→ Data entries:
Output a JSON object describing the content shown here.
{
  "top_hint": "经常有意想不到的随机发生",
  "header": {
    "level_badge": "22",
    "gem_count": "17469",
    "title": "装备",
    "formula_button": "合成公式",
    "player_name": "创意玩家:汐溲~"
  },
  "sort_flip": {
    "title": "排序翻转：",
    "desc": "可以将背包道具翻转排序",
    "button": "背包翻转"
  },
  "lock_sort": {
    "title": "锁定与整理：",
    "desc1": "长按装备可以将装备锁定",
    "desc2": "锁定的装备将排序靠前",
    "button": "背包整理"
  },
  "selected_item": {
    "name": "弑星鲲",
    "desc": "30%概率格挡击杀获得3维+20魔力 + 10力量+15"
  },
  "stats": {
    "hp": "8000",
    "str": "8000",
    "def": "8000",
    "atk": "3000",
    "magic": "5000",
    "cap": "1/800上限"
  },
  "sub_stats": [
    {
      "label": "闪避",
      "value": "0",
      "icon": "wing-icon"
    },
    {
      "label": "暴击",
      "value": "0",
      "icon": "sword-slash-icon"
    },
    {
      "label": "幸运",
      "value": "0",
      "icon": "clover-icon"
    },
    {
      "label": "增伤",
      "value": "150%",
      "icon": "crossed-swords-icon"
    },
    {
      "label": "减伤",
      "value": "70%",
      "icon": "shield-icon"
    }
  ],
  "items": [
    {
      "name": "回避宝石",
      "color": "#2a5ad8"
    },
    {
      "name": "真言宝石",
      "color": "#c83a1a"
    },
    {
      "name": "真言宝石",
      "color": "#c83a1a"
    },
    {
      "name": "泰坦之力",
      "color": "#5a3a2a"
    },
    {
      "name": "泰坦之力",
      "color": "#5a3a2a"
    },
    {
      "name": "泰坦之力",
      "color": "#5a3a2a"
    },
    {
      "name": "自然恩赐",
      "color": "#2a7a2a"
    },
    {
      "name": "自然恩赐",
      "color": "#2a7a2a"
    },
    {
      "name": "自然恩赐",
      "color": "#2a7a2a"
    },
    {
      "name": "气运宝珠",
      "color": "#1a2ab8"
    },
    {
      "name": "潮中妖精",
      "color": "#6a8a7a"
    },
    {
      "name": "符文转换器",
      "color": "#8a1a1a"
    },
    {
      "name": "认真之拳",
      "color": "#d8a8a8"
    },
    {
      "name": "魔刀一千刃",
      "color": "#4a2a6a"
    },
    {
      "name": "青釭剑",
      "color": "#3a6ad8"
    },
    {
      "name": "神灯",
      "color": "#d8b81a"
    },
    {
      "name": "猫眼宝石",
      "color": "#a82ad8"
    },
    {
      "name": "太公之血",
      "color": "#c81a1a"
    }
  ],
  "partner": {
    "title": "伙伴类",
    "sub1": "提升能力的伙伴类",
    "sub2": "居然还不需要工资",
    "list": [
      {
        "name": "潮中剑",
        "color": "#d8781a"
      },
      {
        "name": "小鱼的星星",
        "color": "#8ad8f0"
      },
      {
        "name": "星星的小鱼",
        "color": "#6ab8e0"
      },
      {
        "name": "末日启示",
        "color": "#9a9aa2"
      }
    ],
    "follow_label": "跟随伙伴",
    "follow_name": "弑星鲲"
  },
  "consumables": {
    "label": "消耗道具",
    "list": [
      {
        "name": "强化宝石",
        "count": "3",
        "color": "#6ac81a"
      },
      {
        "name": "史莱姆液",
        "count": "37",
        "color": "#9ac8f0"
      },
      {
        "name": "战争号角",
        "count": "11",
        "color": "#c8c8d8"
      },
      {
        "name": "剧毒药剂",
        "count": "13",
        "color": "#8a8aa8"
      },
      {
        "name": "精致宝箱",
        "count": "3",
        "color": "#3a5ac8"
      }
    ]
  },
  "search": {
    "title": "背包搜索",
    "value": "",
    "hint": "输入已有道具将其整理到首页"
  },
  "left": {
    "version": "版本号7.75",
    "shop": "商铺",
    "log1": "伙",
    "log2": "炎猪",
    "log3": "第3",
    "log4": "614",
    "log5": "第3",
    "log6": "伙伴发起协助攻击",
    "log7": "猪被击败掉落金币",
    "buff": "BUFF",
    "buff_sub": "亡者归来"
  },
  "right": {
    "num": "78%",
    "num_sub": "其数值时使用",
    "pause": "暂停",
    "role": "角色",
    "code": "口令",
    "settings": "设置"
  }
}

→ CHALLENGE:
Reproduce the listing above word for word.

→ TASK OUTPUT:
Output a JSON object describing the content shown here.
{
  "top_hint": "经常有意想不到的随机发生",
  "header": {
    "level_badge": "22",
    "gem_count": "17469",
    "title": "装备",
    "formula_button": "合成公式",
    "player_name": "创意玩家:汐溲~"
  },
  "sort_flip": {
    "title": "排序翻转：",
    "desc": "可以将背包道具翻转排序",
    "button": "背包翻转"
  },
  "lock_sort": {
    "title": "锁定与整理：",
    "desc1": "长按装备可以将装备锁定",
    "desc2": "锁定的装备将排序靠前",
    "button": "背包整理"
  },
  "selected_item": {
    "name": "弑星鲲",
    "desc": "30%概率格挡击杀获得3维+20魔力 + 10力量+15"
  },
  "stats": {
    "hp": "8000",
    "str": "8000",
    "def": "8000",
    "atk": "3000",
    "magic": "5000",
    "cap": "1/800上限"
  },
  "sub_stats": [
    {
      "label": "闪避",
      "value": "0",
      "icon": "wing-icon"
    },
    {
      "label": "暴击",
      "value": "0",
      "icon": "sword-slash-icon"
    },
    {
      "label": "幸运",
      "value": "0",
      "icon": "clover-icon"
    },
    {
      "label": "增伤",
      "value": "150%",
      "icon": "crossed-swords-icon"
    },
    {
      "label": "减伤",
      "value": "70%",
      "icon": "shield-icon"
    }
  ],
  "items": [
    {
      "name": "回避宝石",
      "color": "#2a5ad8"
    },
    {
      "name": "真言宝石",
      "color": "#c83a1a"
    },
    {
      "name": "真言宝石",
      "color": "#c83a1a"
    },
    {
      "name": "泰坦之力",
      "color": "#5a3a2a"
    },
    {
      "name": "泰坦之力",
      "color": "#5a3a2a"
    },
    {
      "name": "泰坦之力",
      "color": "#5a3a2a"
    },
    {
      "name": "自然恩赐",
      "color": "#2a7a2a"
    },
    {
      "name": "自然恩赐",
      "color": "#2a7a2a"
    },
    {
      "name": "自然恩赐",
      "color": "#2a7a2a"
    },
    {
      "name": "气运宝珠",
      "color": "#1a2ab8"
    },
    {
      "name": "潮中妖精",
      "color": "#6a8a7a"
    },
    {
      "name": "符文转换器",
      "color": "#8a1a1a"
    },
    {
      "name": "认真之拳",
      "color": "#d8a8a8"
    },
    {
      "name": "魔刀一千刃",
      "color": "#4a2a6a"
    },
    {
      "name": "青釭剑",
      "color": "#3a6ad8"
    },
    {
      "name": "神灯",
      "color": "#d8b81a"
    },
    {
      "name": "猫眼宝石",
      "color": "#a82ad8"
    },
    {
      "name": "太公之血",
      "color": "#c81a1a"
    }
  ],
  "partner": {
    "title": "伙伴类",
    "sub1": "提升能力的伙伴类",
    "sub2": "居然还不需要工资",
    "list": [
      {
        "name": "潮中剑",
        "color": "#d8781a"
      },
      {
        "name": "小鱼的星星",
        "color": "#8ad8f0"
      },
      {
        "name": "星星的小鱼",
        "color": "#6ab8e0"
      },
      {
        "name": "末日启示",
        "color": "#9a9aa2"
      }
    ],
    "follow_label": "跟随伙伴",
    "follow_name": "弑星鲲"
  },
  "consumables": {
    "label": "消耗道具",
    "list": [
      {
        "name": "强化宝石",
        "count": "3",
        "color": "#6ac81a"
      },
      {
        "name": "史莱姆液",
        "count": "37",
        "color": "#9ac8f0"
      },
      {
        "name": "战争号角",
        "count": "11",
        "color": "#c8c8d8"
      },
      {
        "name": "剧毒药剂",
        "count": "13",
        "color": "#8a8aa8"
      },
      {
        "name": "精致宝箱",
        "count": "3",
        "color": "#3a5ac8"
      }
    ]
  },
  "search": {
    "title": "背包搜索",
    "value": "",
    "hint": "输入已有道具将其整理到首页"
  },
  "left": {
    "version": "版本号7.75",
    "shop": "商铺",
    "log1": "伙",
    "log2": "炎猪",
    "log3": "第3",
    "log4": "614",
    "log5": "第3",
    "log6": "伙伴发起协助攻击",
    "log7": "猪被击败掉落金币",
    "buff": "BUFF",
    "buff_sub": "亡者归来"
  },
  "right": {
    "num": "78%",
    "num_sub": "其数值时使用",
    "pause": "暂停",
    "role": "角色",
    "code": "口令",
    "settings": "设置"
  }
}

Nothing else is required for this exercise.